[Stored data entries]
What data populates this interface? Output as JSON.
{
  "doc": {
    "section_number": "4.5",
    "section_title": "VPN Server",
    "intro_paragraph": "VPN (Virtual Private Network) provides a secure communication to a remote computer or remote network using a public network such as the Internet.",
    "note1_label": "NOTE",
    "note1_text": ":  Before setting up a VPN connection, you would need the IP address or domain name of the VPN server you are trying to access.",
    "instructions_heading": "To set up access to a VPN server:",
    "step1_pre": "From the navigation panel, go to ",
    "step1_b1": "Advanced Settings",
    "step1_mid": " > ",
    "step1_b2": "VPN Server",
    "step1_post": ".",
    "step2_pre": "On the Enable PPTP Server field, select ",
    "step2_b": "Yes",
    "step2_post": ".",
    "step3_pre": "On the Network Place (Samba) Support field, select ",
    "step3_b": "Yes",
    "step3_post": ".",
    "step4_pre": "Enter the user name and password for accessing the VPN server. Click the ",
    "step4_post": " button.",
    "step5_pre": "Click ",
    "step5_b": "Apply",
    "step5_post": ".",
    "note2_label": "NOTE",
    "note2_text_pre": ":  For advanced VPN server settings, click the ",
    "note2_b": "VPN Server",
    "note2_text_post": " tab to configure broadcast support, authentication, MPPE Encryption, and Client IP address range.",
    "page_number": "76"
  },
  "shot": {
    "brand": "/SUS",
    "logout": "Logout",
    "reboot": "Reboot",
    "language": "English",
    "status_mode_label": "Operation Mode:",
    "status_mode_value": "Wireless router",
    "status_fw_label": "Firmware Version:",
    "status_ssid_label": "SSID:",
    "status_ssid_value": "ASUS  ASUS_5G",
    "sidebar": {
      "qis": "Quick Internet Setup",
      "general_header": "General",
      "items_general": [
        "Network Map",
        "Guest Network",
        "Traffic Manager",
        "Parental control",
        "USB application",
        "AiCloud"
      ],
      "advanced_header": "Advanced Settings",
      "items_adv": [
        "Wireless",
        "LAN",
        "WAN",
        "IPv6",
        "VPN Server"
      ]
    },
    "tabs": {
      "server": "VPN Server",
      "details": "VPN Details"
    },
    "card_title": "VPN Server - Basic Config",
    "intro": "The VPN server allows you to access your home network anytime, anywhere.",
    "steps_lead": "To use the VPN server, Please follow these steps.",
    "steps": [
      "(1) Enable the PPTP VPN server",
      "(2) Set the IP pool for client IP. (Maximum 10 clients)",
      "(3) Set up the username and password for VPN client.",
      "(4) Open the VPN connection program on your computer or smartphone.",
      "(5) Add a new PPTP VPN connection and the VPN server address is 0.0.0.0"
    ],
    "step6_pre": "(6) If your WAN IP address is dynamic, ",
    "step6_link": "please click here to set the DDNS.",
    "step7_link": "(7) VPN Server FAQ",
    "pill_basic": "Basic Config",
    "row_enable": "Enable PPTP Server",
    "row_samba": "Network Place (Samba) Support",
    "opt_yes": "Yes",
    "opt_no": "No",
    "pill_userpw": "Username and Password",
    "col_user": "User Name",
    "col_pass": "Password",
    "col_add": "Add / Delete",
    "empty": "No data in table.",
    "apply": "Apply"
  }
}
...
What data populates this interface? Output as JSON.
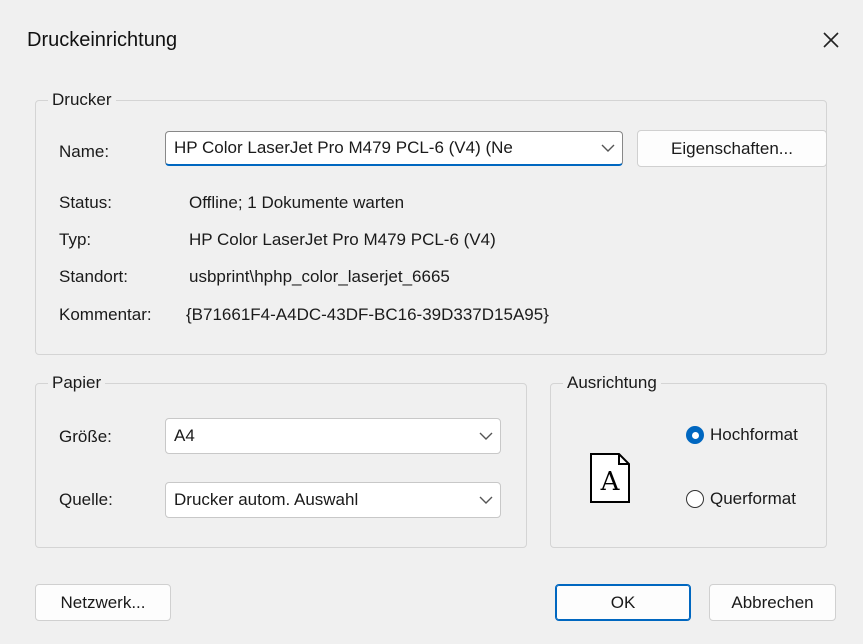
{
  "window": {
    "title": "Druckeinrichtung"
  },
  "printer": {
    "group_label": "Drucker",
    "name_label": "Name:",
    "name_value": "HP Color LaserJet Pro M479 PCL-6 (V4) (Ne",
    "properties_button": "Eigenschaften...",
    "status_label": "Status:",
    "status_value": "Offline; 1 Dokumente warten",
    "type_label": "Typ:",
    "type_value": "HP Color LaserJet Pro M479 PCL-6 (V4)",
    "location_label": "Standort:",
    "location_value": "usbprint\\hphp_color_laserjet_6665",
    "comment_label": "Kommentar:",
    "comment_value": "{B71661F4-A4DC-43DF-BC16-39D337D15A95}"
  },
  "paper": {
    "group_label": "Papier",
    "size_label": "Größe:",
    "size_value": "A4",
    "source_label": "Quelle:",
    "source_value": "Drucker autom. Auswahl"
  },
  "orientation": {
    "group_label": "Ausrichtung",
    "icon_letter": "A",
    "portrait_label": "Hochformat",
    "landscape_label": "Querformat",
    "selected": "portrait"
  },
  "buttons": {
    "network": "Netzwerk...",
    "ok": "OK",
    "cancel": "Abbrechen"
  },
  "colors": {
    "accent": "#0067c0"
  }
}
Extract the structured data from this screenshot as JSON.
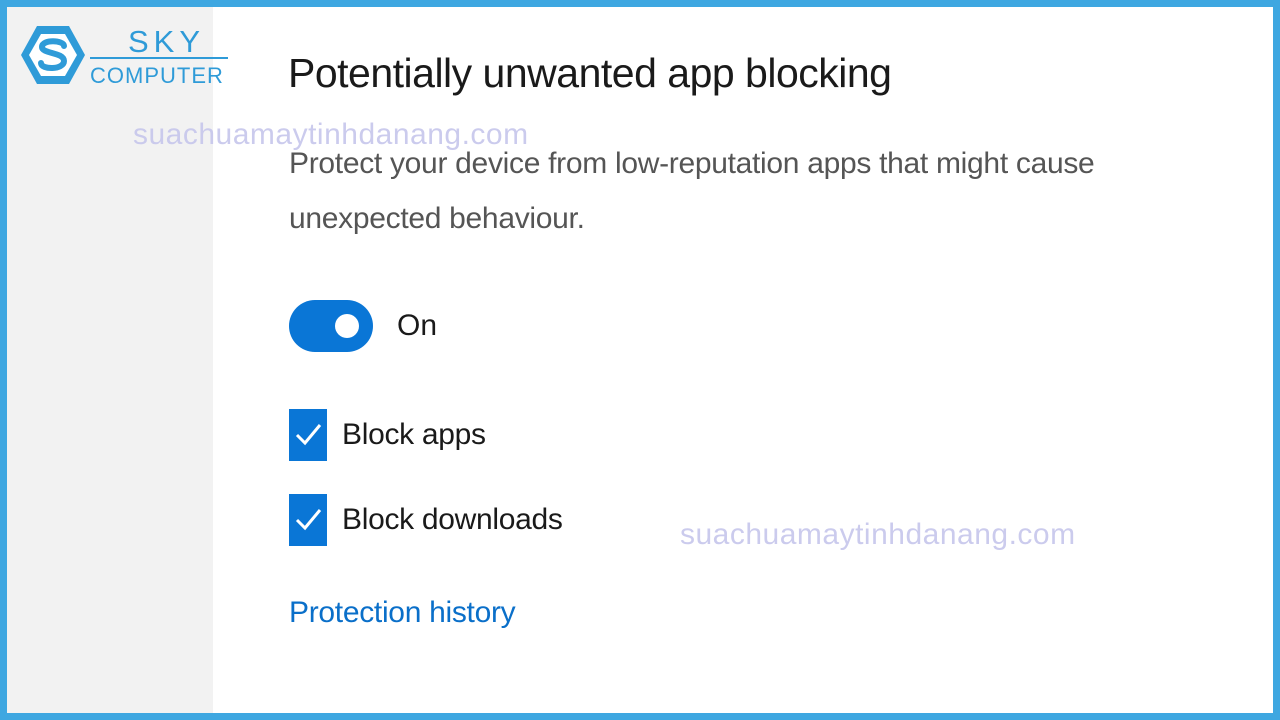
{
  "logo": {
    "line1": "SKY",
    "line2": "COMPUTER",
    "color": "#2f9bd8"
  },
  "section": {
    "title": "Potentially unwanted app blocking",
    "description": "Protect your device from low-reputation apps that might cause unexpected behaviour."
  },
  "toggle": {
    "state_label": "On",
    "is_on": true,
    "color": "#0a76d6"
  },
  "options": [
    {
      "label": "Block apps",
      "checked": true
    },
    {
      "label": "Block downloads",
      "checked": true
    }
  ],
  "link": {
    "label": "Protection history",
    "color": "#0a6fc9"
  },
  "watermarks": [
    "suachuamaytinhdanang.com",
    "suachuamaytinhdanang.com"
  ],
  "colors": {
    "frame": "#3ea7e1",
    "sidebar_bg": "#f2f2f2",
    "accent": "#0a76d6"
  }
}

Exercise =
Return all the lines that contain the string "apps".

Written solution =
    "description": "Protect your device from low-reputation apps that might cause unexpected behaviour."
      "label": "Block apps",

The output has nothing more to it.